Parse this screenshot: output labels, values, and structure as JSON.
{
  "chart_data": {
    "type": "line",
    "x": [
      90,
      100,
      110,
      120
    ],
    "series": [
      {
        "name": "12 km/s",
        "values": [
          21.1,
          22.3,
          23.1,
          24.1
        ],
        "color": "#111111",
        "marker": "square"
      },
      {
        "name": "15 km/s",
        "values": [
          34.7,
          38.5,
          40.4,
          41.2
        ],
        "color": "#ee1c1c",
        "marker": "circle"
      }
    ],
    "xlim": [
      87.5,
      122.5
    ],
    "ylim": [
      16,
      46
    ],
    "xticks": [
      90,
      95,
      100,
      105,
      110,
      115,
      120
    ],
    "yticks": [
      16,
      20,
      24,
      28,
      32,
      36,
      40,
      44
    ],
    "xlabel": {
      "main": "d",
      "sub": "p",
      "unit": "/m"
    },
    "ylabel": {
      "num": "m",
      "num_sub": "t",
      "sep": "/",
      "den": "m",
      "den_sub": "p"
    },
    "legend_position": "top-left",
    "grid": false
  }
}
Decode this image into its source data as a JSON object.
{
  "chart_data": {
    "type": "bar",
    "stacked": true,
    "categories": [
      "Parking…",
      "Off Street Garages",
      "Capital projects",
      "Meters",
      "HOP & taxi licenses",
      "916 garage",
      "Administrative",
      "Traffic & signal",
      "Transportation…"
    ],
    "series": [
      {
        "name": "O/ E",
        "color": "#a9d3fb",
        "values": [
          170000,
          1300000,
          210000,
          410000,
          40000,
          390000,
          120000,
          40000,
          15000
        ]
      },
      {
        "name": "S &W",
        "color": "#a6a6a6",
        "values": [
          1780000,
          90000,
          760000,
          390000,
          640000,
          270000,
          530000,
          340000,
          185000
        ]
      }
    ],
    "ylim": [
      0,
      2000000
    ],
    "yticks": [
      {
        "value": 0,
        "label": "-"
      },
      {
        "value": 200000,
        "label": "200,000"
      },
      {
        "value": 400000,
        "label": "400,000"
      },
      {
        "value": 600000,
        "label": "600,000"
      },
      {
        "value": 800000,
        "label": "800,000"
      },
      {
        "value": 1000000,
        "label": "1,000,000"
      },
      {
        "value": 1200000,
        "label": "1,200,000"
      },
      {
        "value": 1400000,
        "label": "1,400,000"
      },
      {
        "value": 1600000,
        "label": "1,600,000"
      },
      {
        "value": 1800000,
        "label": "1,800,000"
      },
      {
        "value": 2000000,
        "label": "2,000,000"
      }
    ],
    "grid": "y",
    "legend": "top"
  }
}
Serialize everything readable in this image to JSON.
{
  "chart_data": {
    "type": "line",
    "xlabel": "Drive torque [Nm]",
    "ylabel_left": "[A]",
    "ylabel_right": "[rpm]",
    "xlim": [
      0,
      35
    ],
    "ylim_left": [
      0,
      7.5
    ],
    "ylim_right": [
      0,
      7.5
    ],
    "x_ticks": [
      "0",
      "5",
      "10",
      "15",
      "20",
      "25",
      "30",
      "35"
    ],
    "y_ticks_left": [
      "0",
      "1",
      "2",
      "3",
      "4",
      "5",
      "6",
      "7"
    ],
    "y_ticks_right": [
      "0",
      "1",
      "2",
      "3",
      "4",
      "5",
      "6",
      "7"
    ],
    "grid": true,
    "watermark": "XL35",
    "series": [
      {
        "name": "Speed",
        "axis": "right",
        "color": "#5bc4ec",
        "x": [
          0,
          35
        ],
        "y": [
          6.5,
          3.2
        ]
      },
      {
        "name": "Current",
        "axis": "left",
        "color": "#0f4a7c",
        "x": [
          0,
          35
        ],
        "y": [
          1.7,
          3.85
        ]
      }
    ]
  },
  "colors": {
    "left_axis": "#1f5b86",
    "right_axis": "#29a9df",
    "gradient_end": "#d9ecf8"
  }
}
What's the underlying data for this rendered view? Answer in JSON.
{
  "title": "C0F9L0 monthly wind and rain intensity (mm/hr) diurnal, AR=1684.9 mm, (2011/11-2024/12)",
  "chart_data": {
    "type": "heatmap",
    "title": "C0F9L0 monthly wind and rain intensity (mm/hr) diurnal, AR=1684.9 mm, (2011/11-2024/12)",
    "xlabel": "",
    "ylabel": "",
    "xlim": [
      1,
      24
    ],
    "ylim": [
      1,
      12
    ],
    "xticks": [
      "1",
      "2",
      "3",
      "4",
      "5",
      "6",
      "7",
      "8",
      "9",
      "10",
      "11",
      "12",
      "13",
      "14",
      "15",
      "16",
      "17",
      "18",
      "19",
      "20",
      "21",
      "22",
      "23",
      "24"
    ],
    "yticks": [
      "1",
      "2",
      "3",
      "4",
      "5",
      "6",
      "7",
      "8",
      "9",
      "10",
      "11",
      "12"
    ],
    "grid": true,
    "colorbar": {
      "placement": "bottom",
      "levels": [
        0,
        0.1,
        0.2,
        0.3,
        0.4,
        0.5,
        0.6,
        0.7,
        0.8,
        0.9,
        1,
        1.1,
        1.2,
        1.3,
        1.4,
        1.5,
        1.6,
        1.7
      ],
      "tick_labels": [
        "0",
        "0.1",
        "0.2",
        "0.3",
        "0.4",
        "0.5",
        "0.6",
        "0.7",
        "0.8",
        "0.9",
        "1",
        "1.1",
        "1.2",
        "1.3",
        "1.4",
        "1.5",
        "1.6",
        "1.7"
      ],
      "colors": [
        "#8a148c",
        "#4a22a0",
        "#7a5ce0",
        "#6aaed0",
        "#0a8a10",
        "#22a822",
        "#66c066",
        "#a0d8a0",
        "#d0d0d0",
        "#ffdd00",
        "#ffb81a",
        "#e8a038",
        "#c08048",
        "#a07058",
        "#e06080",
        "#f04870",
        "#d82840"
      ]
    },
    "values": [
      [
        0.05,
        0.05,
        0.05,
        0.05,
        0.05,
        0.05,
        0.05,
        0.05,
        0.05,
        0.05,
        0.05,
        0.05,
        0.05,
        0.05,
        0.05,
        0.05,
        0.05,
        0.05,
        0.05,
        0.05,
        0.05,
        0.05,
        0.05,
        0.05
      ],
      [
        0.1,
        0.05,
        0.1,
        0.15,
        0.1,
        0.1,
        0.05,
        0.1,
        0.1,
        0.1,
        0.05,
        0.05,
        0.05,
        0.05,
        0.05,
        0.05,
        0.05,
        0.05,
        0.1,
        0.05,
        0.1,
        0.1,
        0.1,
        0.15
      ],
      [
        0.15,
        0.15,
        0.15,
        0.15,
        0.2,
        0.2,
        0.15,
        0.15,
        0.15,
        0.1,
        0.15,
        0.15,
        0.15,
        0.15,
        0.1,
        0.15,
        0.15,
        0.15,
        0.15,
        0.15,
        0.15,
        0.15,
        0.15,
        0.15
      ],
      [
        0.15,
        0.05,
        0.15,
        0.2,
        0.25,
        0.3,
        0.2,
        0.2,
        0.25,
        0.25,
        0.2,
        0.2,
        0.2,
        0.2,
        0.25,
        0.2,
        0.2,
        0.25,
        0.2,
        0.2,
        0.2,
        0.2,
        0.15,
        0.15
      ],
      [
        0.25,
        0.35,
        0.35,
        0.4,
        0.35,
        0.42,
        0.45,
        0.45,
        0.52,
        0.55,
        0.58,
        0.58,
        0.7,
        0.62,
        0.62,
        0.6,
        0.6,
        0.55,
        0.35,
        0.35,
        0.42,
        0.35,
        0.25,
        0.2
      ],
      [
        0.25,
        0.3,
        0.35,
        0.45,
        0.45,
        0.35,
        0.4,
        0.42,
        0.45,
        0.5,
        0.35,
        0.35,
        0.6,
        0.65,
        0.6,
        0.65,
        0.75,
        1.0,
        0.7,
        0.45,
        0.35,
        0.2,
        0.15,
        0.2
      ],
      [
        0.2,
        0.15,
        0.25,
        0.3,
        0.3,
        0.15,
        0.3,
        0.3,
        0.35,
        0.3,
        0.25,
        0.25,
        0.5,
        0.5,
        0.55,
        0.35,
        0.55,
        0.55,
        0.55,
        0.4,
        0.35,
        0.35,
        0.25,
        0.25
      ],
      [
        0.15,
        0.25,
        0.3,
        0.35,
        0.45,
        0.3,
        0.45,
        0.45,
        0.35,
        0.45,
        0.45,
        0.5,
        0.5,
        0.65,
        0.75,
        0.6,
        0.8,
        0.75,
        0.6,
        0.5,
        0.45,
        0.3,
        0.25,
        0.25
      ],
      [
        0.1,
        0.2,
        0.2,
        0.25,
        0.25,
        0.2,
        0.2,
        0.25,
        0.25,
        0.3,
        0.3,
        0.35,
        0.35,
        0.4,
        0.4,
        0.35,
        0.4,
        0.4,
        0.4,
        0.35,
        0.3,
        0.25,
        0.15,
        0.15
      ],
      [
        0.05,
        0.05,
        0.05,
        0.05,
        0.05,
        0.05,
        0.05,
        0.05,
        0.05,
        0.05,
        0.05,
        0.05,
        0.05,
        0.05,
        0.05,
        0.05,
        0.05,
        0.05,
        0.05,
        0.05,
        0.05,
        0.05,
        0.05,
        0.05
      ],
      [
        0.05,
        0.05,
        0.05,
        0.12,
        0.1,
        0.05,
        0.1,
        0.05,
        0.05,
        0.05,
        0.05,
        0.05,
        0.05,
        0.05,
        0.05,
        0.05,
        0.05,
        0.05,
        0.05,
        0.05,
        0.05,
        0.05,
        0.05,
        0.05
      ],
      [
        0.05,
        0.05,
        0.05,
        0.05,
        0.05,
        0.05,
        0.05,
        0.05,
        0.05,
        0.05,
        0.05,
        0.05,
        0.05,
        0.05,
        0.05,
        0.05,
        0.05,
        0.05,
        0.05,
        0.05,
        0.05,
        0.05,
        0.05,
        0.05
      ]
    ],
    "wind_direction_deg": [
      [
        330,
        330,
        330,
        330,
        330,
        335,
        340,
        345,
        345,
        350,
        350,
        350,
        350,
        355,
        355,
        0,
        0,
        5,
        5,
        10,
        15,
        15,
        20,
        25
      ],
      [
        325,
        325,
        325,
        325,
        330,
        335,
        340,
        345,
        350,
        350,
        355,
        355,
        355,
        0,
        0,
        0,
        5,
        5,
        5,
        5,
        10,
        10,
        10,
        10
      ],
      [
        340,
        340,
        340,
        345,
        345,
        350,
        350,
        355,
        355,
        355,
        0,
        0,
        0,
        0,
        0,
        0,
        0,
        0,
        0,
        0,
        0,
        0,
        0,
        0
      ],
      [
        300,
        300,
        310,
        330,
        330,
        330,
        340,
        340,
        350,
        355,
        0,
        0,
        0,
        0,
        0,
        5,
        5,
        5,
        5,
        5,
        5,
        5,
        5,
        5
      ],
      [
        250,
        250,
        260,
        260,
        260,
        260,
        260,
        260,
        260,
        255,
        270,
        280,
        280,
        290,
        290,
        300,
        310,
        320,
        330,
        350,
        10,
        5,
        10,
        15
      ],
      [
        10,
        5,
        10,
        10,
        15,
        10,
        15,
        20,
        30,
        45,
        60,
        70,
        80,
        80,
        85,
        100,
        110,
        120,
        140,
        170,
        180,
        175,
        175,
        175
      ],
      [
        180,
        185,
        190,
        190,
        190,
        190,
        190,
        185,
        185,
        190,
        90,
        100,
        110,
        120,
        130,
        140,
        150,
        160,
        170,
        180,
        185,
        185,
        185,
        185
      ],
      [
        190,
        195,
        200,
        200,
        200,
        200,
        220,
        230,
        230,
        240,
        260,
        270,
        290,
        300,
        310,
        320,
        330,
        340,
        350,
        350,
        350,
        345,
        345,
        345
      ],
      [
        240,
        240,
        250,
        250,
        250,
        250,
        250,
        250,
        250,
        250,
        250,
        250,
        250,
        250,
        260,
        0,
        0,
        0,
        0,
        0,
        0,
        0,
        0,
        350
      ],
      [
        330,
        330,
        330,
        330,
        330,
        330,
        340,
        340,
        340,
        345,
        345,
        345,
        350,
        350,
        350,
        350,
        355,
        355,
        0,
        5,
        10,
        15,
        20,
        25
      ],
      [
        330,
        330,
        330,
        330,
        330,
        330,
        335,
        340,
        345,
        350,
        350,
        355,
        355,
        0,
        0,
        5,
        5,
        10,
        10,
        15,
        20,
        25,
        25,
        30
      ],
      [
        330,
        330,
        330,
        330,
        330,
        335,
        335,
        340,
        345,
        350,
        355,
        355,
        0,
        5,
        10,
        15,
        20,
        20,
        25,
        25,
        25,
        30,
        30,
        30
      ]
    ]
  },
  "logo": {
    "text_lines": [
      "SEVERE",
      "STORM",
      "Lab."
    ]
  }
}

◆ EXERCISE DESCRIPTION
Find and copy every line in the entries above where the string "image" occurs.

◆ ANSWER TO THIS TASK
Decode this image into its source data as a JSON object.
Serialize everything readable in this image to JSON.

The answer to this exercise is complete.